▶ [Saved entries]

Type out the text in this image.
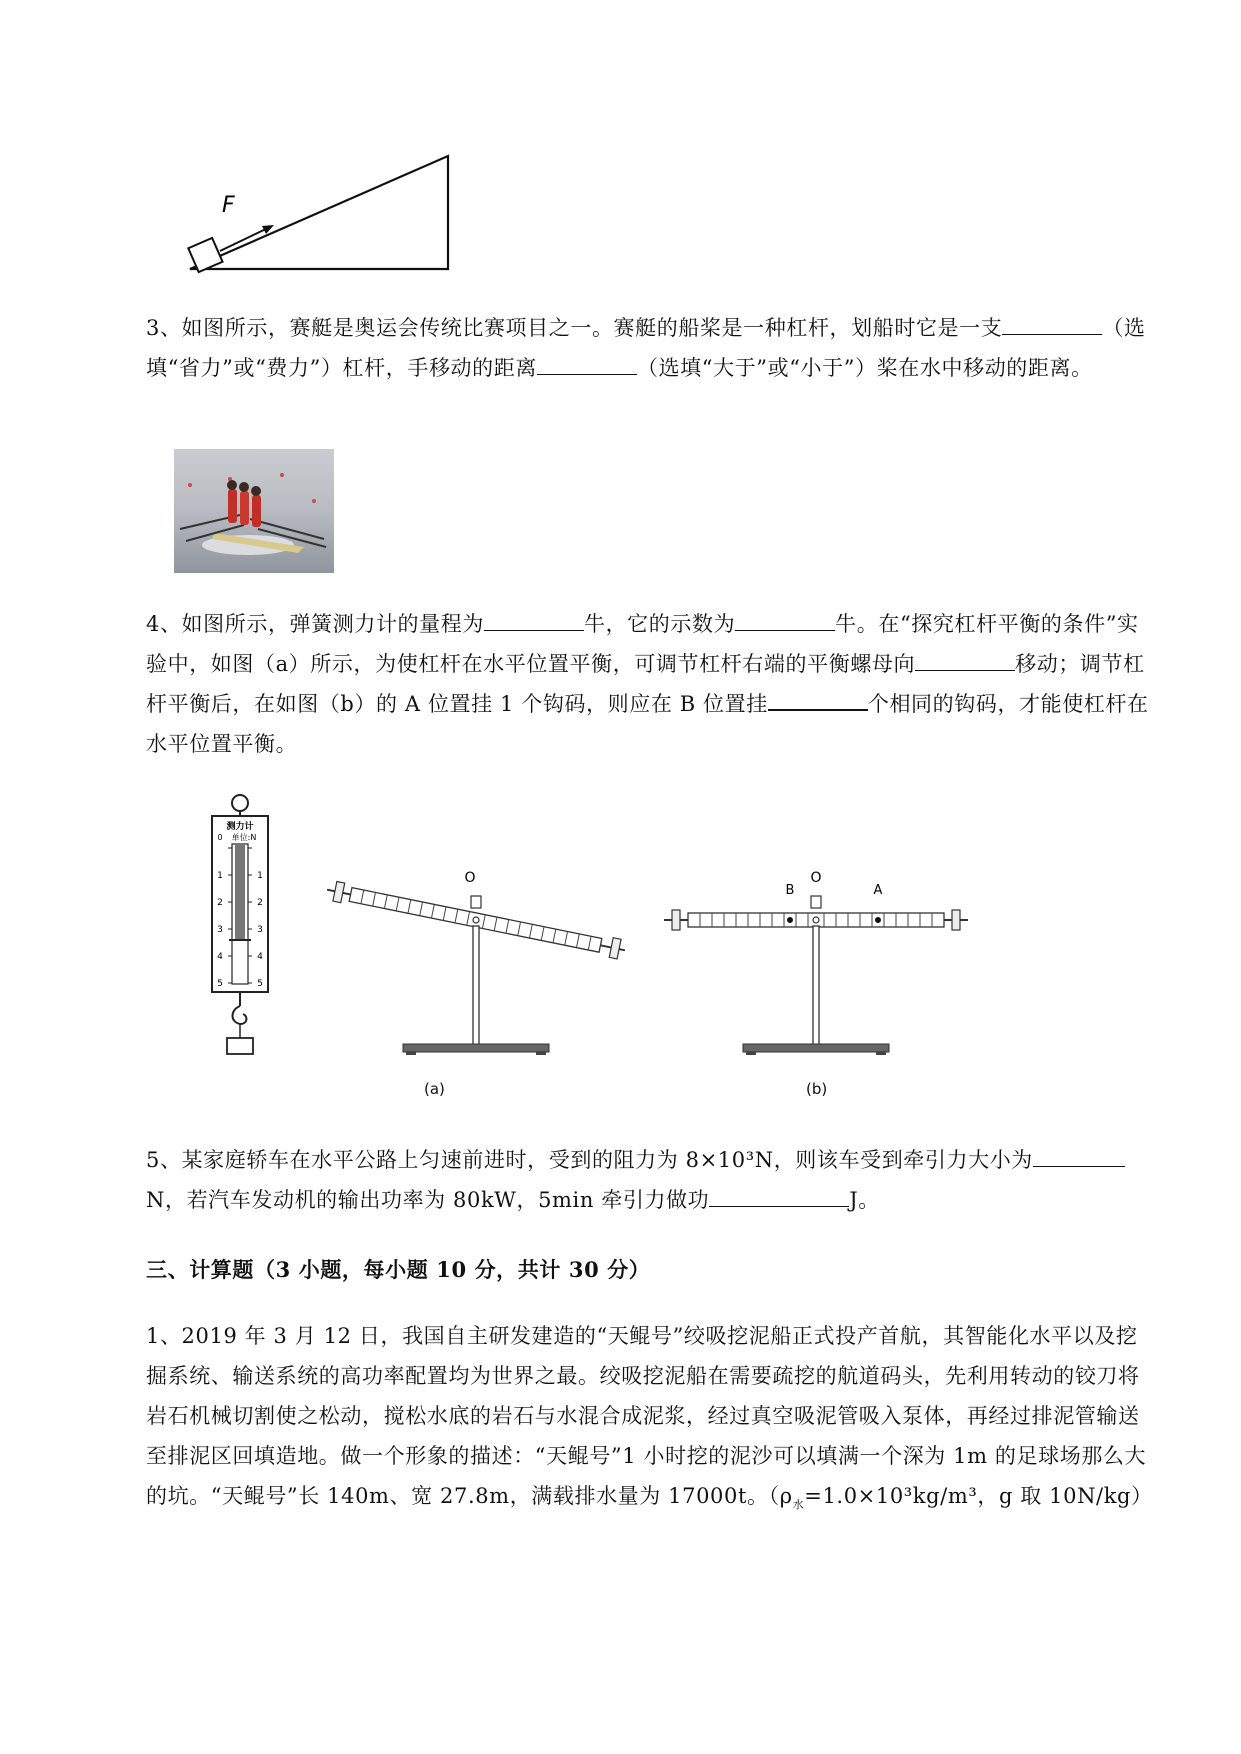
F
3、如图所示，赛艇是奥运会传统比赛项目之一。赛艇的船桨是一种杠杆，划船时它是一支	（选填“省力”或“费力”）杠杆，手移动的距离	（选填“大于”或“小于”）桨在水中移动的距离。
4、如图所示，弹簧测力计的量程为	牛，它的示数为	牛。在“探究杠杆平衡的条件”实验中，如图（a）所示，为使杠杆在水平位置平衡，可调节杠杆右端的平衡螺母向	移动；调节杠杆平衡后，在如图（b）的 A 位置挂 1 个钩码，则应在 B 位置挂	个相同的钩码，才能使杠杆在水平位置平衡。
测力计
单位:N
0
1
2
3
4
5
1
2
3
4
5
O
(a)
O
B	A
(b)
5、某家庭轿车在水平公路上匀速前进时，受到的阻力为 8×10³N，则该车受到牵引力大小为N，若汽车发动机的输出功率为 80kW，5min 牵引力做功	J。
三、计算题（3 小题，每小题 10 分，共计 30 分）
1、2019 年 3 月 12 日，我国自主研发建造的“天鲲号”绞吸挖泥船正式投产首航，其智能化水平以及挖掘系统、输送系统的高功率配置均为世界之最。绞吸挖泥船在需要疏挖的航道码头，先利用转动的铰刀将岩石机械切割使之松动，搅松水底的岩石与水混合成泥浆，经过真空吸泥管吸入泵体，再经过排泥管输送至排泥区回填造地。做一个形象的描述：“天鲲号”1 小时挖的泥沙可以填满一个深为 1m 的足球场那么大的坑。“天鲲号”长 140m、宽 27.8m，满载排水量为 17000t。（$\rho_水=1.0\times 10^3kg/m^3$，g 取 10N/kg）
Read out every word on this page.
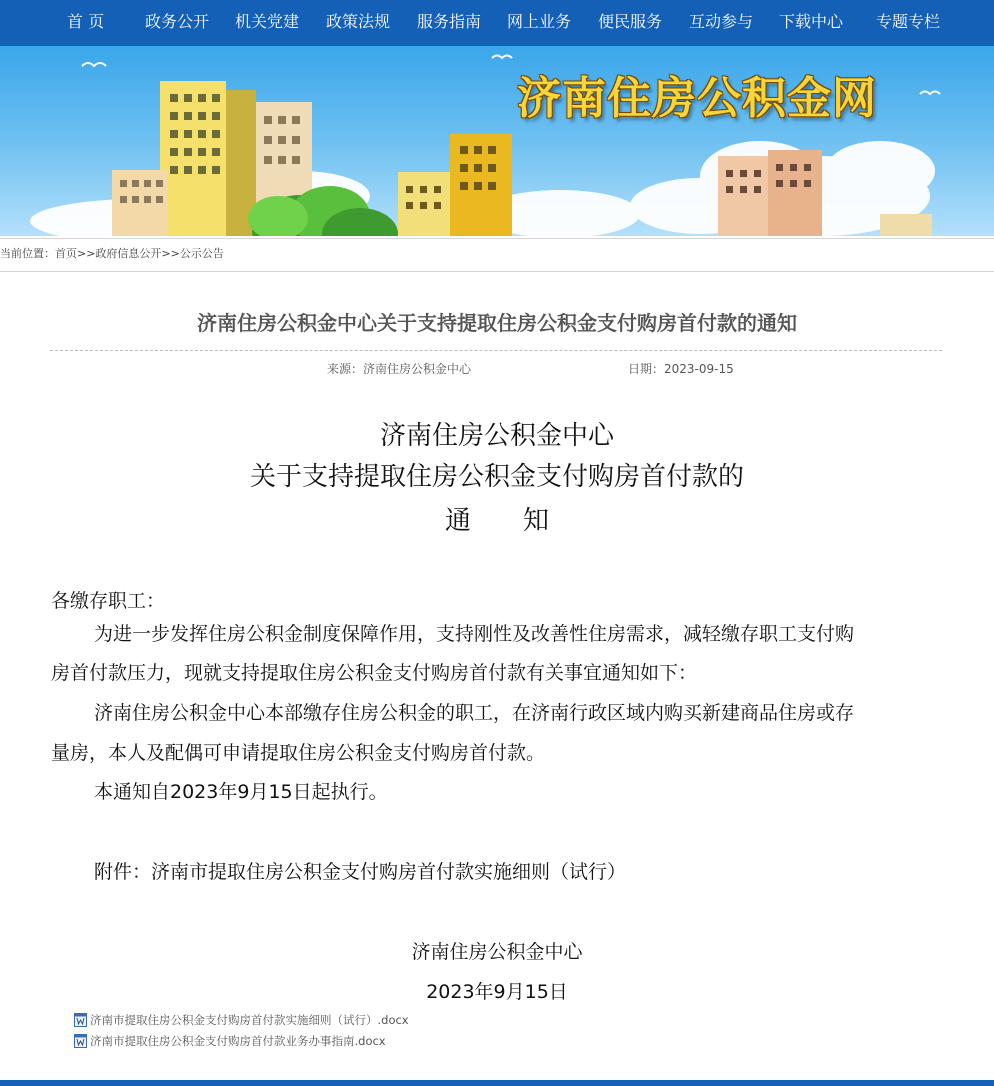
首 页	政务公开 机关党建 政策法规 服务指南 网上业务 便民服务 互动参与 下载中心 专题专栏
济南住房公积金网
当前位置：首页>>政府信息公开>>公示公告
济南住房公积金中心关于支持提取住房公积金支付购房首付款的通知
来源：济南住房公积金中心	日期：2023-09-15
济南住房公积金中心
关于支持提取住房公积金支付购房首付款的
通　　知
各缴存职工：
为进一步发挥住房公积金制度保障作用，支持刚性及改善性住房需求，减轻缴存职工支付购
房首付款压力，现就支持提取住房公积金支付购房首付款有关事宜通知如下：
济南住房公积金中心本部缴存住房公积金的职工，在济南行政区域内购买新建商品住房或存
量房，本人及配偶可申请提取住房公积金支付购房首付款。
本通知自2023年9月15日起执行。
附件：济南市提取住房公积金支付购房首付款实施细则（试行）
济南住房公积金中心
2023年9月15日
济南市提取住房公积金支付购房首付款实施细则（试行）.docx
济南市提取住房公积金支付购房首付款业务办事指南.docx
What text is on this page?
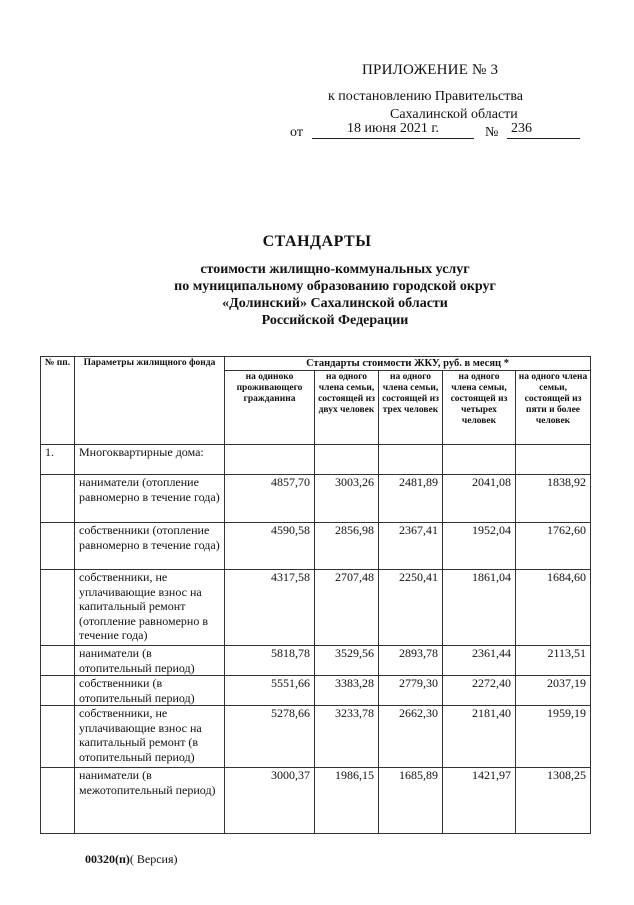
ПРИЛОЖЕНИЕ № 3
к постановлению Правительства
Сахалинской области
от	18 июня 2021 г.	№ 236
СТАНДАРТЫ
стоимости жилищно-коммунальных услуг
по муниципальному образованию городской округ
«Долинский» Сахалинской области
Российской Федерации
№ пп.	Параметры жилищного фонда	Стандарты стоимости ЖКУ, руб. в месяц *				
		на одиноко проживающего гражданина	на одного члена семьи, состоящей из двух человек	на одного члена семьи, состоящей из трех человек	на одного члена семьи, состоящей из четырех человек	на одного члена семьи, состоящей из пяти и более человек
1.	Многоквартирные дома:					
	наниматели (отопление равномерно в течение года)	4857,70	3003,26	2481,89	2041,08	1838,92
	собственники (отопление равномерно в течение года)	4590,58	2856,98	2367,41	1952,04	1762,60
	собственники, не уплачивающие взнос на капитальный ремонт (отопление равномерно в течение года)	4317,58	2707,48	2250,41	1861,04	1684,60
	наниматели (в отопительный период)	5818,78	3529,56	2893,78	2361,44	2113,51
	собственники (в отопительный период)	5551,66	3383,28	2779,30	2272,40	2037,19
	собственники, не уплачивающие взнос на капитальный ремонт (в отопительный период)	5278,66	3233,78	2662,30	2181,40	1959,19
	наниматели (в межотопительный период)	3000,37	1986,15	1685,89	1421,97	1308,25
00320(п)( Версия)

▶ [Task directions] Output only the lines from the line that contains "What text is on this page?" through the end of the material, both ends included, and skip every picture.

▶ [Solution]
What text is on this page?
ПРИЛОЖЕНИЕ № 3
к постановлению Правительства
Сахалинской области
от	18 июня 2021 г.	№ 236
СТАНДАРТЫ
стоимости жилищно-коммунальных услуг
по муниципальному образованию городской округ
«Долинский» Сахалинской области
Российской Федерации
№ пп.	Параметры жилищного фонда	Стандарты стоимости ЖКУ, руб. в месяц *				
		на одиноко проживающего гражданина	на одного члена семьи, состоящей из двух человек	на одного члена семьи, состоящей из трех человек	на одного члена семьи, состоящей из четырех человек	на одного члена семьи, состоящей из пяти и более человек
1.	Многоквартирные дома:					
	наниматели (отопление равномерно в течение года)	4857,70	3003,26	2481,89	2041,08	1838,92
	собственники (отопление равномерно в течение года)	4590,58	2856,98	2367,41	1952,04	1762,60
	собственники, не уплачивающие взнос на капитальный ремонт (отопление равномерно в течение года)	4317,58	2707,48	2250,41	1861,04	1684,60
	наниматели (в отопительный период)	5818,78	3529,56	2893,78	2361,44	2113,51
	собственники (в отопительный период)	5551,66	3383,28	2779,30	2272,40	2037,19
	собственники, не уплачивающие взнос на капитальный ремонт (в отопительный период)	5278,66	3233,78	2662,30	2181,40	1959,19
	наниматели (в межотопительный период)	3000,37	1986,15	1685,89	1421,97	1308,25
00320(п)( Версия)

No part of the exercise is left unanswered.